-- SET EXERCISE --
Only the number is wanted: how many lines in the data contain "network"?
▼
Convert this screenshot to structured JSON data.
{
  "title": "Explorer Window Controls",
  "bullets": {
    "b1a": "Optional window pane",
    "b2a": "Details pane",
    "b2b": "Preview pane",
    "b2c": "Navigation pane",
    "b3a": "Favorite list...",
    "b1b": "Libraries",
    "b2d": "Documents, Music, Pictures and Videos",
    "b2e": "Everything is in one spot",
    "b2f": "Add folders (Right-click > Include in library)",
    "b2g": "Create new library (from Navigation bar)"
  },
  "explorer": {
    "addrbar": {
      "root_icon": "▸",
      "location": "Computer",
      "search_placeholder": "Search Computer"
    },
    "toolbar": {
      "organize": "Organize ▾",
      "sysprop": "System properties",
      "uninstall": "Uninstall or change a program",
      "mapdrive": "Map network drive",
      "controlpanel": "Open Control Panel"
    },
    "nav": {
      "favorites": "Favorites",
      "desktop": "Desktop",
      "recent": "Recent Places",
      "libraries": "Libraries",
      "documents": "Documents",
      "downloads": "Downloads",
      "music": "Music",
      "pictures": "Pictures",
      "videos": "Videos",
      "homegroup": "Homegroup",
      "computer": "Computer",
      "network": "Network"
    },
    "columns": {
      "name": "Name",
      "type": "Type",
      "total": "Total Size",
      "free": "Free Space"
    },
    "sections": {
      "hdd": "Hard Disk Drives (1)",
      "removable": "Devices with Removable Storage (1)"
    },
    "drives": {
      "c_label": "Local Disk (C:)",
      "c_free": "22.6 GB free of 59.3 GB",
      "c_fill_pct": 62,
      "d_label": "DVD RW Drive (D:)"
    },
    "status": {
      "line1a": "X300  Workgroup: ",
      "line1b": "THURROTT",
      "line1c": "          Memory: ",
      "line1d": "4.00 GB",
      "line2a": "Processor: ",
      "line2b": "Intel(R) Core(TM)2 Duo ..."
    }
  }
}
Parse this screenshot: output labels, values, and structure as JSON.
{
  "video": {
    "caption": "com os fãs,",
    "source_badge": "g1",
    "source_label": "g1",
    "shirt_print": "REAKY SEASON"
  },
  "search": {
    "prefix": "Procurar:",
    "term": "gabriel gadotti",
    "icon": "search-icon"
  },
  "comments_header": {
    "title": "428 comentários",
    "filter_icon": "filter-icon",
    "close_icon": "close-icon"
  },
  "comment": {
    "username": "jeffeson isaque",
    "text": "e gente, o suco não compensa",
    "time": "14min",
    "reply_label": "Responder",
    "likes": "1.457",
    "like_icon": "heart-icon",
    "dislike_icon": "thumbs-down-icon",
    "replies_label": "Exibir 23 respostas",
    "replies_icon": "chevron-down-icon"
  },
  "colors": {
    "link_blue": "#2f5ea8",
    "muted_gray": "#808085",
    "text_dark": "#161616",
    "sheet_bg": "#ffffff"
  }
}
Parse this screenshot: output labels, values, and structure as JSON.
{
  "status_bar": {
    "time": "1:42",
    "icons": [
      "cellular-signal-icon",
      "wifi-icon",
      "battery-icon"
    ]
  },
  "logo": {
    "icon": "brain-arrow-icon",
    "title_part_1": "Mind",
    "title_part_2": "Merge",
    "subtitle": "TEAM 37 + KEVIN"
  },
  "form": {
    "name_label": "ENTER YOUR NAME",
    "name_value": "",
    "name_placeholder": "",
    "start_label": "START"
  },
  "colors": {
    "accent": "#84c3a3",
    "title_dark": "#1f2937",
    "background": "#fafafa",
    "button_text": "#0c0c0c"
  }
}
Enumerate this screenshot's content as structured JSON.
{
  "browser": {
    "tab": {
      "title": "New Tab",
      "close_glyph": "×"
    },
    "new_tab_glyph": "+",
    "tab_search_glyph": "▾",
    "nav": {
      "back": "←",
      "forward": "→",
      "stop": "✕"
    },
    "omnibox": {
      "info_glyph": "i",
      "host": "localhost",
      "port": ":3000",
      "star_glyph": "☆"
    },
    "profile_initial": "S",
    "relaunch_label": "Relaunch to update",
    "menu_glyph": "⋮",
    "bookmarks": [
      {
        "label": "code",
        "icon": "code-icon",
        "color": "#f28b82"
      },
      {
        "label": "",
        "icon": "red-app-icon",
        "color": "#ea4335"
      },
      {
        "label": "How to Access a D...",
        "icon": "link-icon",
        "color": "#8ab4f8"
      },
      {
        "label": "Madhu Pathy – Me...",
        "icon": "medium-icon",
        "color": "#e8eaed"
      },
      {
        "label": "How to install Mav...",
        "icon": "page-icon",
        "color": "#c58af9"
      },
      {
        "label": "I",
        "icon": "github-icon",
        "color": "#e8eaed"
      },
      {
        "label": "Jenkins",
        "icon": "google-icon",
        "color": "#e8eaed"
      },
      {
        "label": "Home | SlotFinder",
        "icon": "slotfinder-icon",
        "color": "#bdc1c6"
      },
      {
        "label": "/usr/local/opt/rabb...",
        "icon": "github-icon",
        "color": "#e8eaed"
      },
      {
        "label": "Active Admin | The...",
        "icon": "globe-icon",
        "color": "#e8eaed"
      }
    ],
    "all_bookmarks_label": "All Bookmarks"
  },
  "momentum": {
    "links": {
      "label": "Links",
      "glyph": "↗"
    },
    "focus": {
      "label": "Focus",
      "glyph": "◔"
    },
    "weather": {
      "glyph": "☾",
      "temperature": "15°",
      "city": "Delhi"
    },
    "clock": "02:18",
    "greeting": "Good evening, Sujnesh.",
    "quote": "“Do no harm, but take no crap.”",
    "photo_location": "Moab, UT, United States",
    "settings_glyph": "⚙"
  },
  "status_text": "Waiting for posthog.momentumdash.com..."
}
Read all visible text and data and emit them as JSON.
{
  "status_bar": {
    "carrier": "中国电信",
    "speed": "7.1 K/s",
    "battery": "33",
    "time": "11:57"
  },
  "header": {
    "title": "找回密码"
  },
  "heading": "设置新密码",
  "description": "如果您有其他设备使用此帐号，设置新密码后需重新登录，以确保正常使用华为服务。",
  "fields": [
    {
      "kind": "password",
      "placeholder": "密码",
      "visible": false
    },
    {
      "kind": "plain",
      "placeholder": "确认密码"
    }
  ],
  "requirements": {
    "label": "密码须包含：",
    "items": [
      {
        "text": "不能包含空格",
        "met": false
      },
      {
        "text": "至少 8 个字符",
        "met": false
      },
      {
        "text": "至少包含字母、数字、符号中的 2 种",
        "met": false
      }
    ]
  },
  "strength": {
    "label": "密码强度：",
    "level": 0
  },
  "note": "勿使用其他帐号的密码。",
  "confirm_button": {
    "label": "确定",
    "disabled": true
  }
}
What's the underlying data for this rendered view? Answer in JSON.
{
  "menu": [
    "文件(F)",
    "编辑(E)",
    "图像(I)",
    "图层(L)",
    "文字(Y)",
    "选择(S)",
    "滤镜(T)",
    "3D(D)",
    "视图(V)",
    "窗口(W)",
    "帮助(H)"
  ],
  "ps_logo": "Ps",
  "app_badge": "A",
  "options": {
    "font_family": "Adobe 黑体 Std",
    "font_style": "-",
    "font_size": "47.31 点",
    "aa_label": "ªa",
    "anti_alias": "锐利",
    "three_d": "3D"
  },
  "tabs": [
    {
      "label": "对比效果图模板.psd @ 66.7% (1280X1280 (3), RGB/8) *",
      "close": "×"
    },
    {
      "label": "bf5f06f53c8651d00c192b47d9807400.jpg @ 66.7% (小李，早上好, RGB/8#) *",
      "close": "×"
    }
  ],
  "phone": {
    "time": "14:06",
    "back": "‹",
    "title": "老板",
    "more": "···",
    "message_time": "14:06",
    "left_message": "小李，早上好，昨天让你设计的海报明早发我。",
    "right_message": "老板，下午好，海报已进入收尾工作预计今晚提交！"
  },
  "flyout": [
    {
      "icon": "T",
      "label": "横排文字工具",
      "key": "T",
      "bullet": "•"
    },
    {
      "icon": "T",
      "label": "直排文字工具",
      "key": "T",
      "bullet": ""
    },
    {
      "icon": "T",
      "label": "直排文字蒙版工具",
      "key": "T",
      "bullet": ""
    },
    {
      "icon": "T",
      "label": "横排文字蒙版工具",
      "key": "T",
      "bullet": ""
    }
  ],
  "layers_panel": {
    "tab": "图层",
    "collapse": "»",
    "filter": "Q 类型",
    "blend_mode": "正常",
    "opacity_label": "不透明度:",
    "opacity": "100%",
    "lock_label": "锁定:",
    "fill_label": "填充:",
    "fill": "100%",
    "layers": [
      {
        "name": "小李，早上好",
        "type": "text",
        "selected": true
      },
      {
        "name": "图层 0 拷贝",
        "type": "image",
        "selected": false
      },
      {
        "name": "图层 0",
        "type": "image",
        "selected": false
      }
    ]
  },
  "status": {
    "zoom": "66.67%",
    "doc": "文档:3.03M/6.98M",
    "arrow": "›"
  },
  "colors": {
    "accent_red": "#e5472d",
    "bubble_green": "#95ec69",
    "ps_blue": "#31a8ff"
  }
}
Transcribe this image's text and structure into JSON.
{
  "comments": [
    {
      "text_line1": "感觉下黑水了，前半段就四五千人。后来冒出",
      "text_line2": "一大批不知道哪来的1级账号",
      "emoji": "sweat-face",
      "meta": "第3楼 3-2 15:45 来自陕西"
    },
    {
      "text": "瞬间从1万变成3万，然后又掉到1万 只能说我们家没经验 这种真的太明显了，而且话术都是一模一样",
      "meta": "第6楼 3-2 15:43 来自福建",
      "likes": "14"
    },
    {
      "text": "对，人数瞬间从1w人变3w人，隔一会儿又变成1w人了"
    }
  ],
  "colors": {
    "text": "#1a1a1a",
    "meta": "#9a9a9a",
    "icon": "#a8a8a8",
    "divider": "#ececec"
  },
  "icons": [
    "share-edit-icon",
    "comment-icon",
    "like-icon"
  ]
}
▲
-- SOLUTION TO THE EXERCISE --
2